== Dataset extract

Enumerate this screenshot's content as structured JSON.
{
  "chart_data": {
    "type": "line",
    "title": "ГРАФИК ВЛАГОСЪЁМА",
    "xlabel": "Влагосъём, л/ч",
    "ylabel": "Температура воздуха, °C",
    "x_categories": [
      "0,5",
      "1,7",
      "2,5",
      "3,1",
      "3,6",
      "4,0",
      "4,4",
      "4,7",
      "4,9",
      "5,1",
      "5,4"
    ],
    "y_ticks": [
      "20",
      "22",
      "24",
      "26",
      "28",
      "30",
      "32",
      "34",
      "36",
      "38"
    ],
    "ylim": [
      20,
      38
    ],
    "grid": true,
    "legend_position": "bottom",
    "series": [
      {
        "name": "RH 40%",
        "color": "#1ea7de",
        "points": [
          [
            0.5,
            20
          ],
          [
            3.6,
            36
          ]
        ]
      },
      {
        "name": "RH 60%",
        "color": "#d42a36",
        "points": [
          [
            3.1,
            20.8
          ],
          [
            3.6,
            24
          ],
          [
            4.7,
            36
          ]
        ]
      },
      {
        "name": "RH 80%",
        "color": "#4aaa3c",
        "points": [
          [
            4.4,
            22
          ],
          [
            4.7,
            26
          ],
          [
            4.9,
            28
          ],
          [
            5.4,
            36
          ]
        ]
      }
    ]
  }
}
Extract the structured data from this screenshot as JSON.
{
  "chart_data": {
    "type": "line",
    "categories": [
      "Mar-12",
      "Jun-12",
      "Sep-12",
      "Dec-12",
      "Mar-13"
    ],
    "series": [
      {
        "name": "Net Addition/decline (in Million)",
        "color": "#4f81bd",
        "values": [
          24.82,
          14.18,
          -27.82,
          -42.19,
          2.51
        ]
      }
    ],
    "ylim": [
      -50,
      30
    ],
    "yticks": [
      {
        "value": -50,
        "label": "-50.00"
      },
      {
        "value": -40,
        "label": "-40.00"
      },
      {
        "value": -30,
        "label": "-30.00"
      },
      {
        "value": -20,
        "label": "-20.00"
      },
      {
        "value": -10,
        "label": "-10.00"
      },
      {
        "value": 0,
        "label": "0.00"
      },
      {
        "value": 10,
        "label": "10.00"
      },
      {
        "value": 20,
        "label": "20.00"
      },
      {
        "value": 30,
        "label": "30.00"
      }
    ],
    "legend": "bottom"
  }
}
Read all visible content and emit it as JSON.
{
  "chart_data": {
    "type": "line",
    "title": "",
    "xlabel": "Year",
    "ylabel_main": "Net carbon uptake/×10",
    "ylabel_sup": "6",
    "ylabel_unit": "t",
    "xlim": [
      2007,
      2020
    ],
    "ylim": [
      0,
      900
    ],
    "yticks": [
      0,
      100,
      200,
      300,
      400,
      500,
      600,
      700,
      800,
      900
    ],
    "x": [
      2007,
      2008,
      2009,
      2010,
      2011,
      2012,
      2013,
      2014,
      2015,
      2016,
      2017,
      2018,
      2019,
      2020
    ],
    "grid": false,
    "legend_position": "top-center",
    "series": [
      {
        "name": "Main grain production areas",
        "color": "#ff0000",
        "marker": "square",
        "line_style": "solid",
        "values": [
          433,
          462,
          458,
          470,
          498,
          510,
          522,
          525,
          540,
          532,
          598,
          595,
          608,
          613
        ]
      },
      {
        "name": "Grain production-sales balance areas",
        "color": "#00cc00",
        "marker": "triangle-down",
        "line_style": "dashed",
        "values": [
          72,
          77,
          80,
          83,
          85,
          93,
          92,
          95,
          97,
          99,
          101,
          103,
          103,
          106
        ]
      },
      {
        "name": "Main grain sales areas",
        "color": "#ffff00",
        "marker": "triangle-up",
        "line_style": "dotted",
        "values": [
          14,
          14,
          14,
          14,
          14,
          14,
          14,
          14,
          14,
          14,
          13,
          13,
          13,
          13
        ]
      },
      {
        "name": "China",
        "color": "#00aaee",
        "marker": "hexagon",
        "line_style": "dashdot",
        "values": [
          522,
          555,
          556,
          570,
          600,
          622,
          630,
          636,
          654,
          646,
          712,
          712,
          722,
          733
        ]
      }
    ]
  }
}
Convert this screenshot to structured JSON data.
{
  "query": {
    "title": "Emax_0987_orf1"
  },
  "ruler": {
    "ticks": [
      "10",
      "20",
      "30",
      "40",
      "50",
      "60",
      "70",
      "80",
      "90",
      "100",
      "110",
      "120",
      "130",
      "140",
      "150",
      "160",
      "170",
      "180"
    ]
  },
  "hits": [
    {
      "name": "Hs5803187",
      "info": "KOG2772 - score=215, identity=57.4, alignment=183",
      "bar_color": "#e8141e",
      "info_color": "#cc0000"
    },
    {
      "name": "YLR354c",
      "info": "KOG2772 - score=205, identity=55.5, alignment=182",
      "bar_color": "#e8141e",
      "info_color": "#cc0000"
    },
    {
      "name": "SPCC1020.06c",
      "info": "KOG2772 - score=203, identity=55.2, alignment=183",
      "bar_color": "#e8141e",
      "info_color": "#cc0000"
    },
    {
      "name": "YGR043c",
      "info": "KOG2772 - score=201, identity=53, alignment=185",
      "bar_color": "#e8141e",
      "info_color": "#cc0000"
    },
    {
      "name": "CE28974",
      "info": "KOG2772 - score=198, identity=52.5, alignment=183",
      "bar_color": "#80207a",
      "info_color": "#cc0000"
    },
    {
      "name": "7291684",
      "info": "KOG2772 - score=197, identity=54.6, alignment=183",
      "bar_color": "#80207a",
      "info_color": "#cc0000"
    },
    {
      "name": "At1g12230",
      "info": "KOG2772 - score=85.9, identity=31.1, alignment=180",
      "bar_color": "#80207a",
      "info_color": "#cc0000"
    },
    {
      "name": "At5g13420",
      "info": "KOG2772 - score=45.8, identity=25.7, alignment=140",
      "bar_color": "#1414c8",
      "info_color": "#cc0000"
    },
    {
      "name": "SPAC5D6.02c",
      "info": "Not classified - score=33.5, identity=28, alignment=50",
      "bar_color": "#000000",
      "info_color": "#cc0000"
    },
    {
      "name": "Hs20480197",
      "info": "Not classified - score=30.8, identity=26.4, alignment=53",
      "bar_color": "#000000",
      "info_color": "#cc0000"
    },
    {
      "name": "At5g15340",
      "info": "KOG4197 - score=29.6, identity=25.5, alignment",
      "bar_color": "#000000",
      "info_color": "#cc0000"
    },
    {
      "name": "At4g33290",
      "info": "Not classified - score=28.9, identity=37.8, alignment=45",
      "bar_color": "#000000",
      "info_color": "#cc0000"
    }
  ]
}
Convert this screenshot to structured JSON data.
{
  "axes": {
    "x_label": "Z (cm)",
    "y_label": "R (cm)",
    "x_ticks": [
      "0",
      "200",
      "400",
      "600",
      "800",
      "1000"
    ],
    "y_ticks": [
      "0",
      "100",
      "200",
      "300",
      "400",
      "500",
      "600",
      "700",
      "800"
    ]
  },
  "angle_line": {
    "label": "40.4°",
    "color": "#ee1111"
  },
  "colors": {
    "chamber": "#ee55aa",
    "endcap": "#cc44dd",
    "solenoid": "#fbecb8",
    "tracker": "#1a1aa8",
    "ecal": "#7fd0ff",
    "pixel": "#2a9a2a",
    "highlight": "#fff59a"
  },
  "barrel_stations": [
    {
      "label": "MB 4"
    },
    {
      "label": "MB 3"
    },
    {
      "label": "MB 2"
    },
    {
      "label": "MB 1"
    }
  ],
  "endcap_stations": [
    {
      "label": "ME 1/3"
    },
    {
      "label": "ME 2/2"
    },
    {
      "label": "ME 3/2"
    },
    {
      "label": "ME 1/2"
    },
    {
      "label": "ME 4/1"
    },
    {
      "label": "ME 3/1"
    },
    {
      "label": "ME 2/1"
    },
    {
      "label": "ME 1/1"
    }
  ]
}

====

Requirement:
Gather and return every line that holds the string "JSON".

Response to the exercise:
Enumerate this screenshot's content as structured JSON.
Extract the structured data from this screenshot as JSON.
Read all visible content and emit it as JSON.
Convert this screenshot to structured JSON data.
Convert this screenshot to structured JSON data.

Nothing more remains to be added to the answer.